_Task to carry out_:
Locate each line of the material that contains "included", then return it.

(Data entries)
--------

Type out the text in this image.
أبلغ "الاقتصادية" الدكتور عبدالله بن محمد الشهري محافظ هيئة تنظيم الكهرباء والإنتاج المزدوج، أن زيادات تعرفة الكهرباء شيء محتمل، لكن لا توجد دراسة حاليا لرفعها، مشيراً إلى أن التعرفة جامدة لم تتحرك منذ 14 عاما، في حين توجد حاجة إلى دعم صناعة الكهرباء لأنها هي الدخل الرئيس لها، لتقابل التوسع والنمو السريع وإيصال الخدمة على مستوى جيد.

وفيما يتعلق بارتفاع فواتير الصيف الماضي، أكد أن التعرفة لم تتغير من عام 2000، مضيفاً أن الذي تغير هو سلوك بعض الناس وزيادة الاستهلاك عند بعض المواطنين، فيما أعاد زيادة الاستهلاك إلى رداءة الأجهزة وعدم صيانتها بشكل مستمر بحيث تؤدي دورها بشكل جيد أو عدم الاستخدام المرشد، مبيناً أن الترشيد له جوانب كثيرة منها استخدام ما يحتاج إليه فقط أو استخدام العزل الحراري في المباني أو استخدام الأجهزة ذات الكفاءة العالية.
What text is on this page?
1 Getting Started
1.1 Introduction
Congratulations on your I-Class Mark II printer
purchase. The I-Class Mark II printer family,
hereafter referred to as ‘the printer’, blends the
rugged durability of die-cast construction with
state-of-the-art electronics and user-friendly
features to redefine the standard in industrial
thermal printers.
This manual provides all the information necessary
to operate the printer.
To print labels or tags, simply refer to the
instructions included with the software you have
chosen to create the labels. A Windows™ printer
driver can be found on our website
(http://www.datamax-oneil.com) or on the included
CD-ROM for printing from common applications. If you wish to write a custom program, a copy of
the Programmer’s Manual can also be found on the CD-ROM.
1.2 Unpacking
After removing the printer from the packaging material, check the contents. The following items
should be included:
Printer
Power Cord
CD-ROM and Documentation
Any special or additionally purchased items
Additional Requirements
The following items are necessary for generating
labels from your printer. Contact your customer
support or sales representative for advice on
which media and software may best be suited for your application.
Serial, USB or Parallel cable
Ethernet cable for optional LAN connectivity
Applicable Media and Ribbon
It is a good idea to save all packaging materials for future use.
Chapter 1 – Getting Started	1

--------

_Answer in full_:
instructions included with the software you have
(http://www.datamax-oneil.com) or on the included
should be included:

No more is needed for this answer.